START Task material
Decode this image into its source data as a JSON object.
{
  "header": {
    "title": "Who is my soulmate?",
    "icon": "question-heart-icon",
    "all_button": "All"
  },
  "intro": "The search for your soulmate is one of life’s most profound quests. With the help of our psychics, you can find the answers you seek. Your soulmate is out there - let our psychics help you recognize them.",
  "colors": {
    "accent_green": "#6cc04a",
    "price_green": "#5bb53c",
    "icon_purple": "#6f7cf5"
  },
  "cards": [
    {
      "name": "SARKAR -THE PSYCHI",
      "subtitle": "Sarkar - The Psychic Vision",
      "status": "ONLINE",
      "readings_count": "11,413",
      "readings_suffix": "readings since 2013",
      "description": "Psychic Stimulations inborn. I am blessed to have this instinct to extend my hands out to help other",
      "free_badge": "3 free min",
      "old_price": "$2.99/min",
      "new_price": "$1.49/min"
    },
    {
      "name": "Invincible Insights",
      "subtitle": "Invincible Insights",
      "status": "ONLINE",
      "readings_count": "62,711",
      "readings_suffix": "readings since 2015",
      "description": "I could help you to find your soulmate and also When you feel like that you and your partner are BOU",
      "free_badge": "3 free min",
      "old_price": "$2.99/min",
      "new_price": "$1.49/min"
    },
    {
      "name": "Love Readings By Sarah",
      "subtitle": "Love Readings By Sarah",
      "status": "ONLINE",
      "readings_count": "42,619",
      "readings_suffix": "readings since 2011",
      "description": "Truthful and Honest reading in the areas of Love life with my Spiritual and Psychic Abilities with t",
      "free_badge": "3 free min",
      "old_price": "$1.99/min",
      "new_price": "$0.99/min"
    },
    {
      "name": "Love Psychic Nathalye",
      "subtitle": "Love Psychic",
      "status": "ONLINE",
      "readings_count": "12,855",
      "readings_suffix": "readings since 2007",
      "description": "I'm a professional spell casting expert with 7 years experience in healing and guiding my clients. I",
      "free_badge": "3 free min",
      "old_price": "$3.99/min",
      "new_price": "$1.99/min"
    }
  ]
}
END Task material
- Prompt -
Set down the listing in full, keeping every word exactly as it is.

- Reply to the exercise -
Decode this image into its source data as a JSON object.
{
  "header": {
    "title": "Who is my soulmate?",
    "icon": "question-heart-icon",
    "all_button": "All"
  },
  "intro": "The search for your soulmate is one of life’s most profound quests. With the help of our psychics, you can find the answers you seek. Your soulmate is out there - let our psychics help you recognize them.",
  "colors": {
    "accent_green": "#6cc04a",
    "price_green": "#5bb53c",
    "icon_purple": "#6f7cf5"
  },
  "cards": [
    {
      "name": "SARKAR -THE PSYCHI",
      "subtitle": "Sarkar - The Psychic Vision",
      "status": "ONLINE",
      "readings_count": "11,413",
      "readings_suffix": "readings since 2013",
      "description": "Psychic Stimulations inborn. I am blessed to have this instinct to extend my hands out to help other",
      "free_badge": "3 free min",
      "old_price": "$2.99/min",
      "new_price": "$1.49/min"
    },
    {
      "name": "Invincible Insights",
      "subtitle": "Invincible Insights",
      "status": "ONLINE",
      "readings_count": "62,711",
      "readings_suffix": "readings since 2015",
      "description": "I could help you to find your soulmate and also When you feel like that you and your partner are BOU",
      "free_badge": "3 free min",
      "old_price": "$2.99/min",
      "new_price": "$1.49/min"
    },
    {
      "name": "Love Readings By Sarah",
      "subtitle": "Love Readings By Sarah",
      "status": "ONLINE",
      "readings_count": "42,619",
      "readings_suffix": "readings since 2011",
      "description": "Truthful and Honest reading in the areas of Love life with my Spiritual and Psychic Abilities with t",
      "free_badge": "3 free min",
      "old_price": "$1.99/min",
      "new_price": "$0.99/min"
    },
    {
      "name": "Love Psychic Nathalye",
      "subtitle": "Love Psychic",
      "status": "ONLINE",
      "readings_count": "12,855",
      "readings_suffix": "readings since 2007",
      "description": "I'm a professional spell casting expert with 7 years experience in healing and guiding my clients. I",
      "free_badge": "3 free min",
      "old_price": "$3.99/min",
      "new_price": "$1.99/min"
    }
  ]
}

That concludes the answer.